Stored entries:
:::

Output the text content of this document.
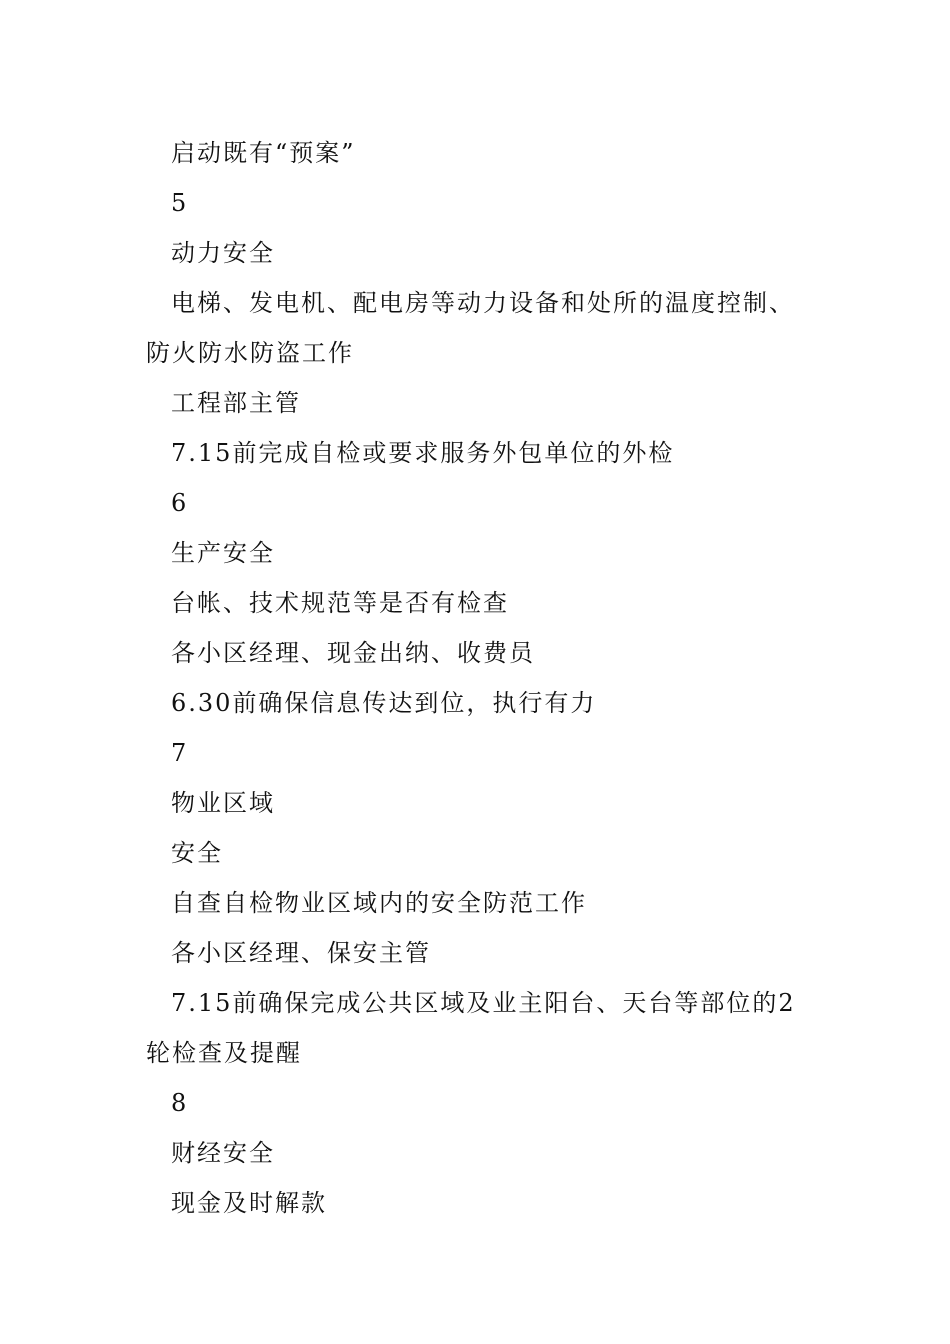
启动既有“预案”
5
动力安全
电梯、发电机、配电房等动力设备和处所的温度控制、
防火防水防盗工作
工程部主管
7.15前完成自检或要求服务外包单位的外检
6
生产安全
台帐、技术规范等是否有检查
各小区经理、现金出纳、收费员
6.30前确保信息传达到位，执行有力
7
物业区域
安全
自查自检物业区域内的安全防范工作
各小区经理、保安主管
7.15前确保完成公共区域及业主阳台、天台等部位的2
轮检查及提醒
8
财经安全
现金及时解款
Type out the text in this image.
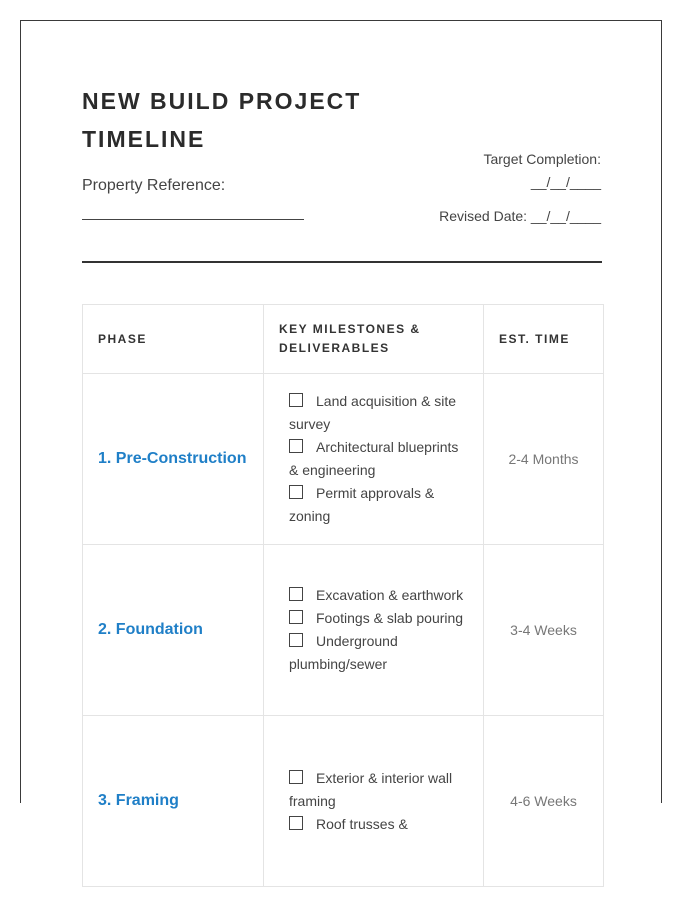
NEW BUILD PROJECT TIMELINE
Property Reference:
Target Completion:
__/__/____
Revised Date: __/__/____
PHASE	KEY MILESTONES & DELIVERABLES	EST. TIME
1. Pre-Construction	Land acquisition & site survey
Architectural blueprints & engineering
Permit approvals & zoning	2-4 Months
2. Foundation	Excavation & earthwork
Footings & slab pouring
Underground plumbing/sewer	3-4 Weeks
3. Framing	Exterior & interior wall framing
Roof trusses &	4-6 Weeks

:::

[Exercise requirements] Copy out all of the material exactly as written, without its pictures.

[Response for this exercise]
Output the text content of this document.
启动既有“预案”
5
动力安全
电梯、发电机、配电房等动力设备和处所的温度控制、
防火防水防盗工作
工程部主管
7.15前完成自检或要求服务外包单位的外检
6
生产安全
台帐、技术规范等是否有检查
各小区经理、现金出纳、收费员
6.30前确保信息传达到位，执行有力
7
物业区域
安全
自查自检物业区域内的安全防范工作
各小区经理、保安主管
7.15前确保完成公共区域及业主阳台、天台等部位的2
轮检查及提醒
8
财经安全
现金及时解款
Type out the text in this image.
NEW BUILD PROJECT TIMELINE
Property Reference:
Target Completion:
__/__/____
Revised Date: __/__/____
PHASE	KEY MILESTONES & DELIVERABLES	EST. TIME
1. Pre-Construction	Land acquisition & site survey
Architectural blueprints & engineering
Permit approvals & zoning	2-4 Months
2. Foundation	Excavation & earthwork
Footings & slab pouring
Underground plumbing/sewer	3-4 Weeks
3. Framing	Exterior & interior wall framing
Roof trusses &	4-6 Weeks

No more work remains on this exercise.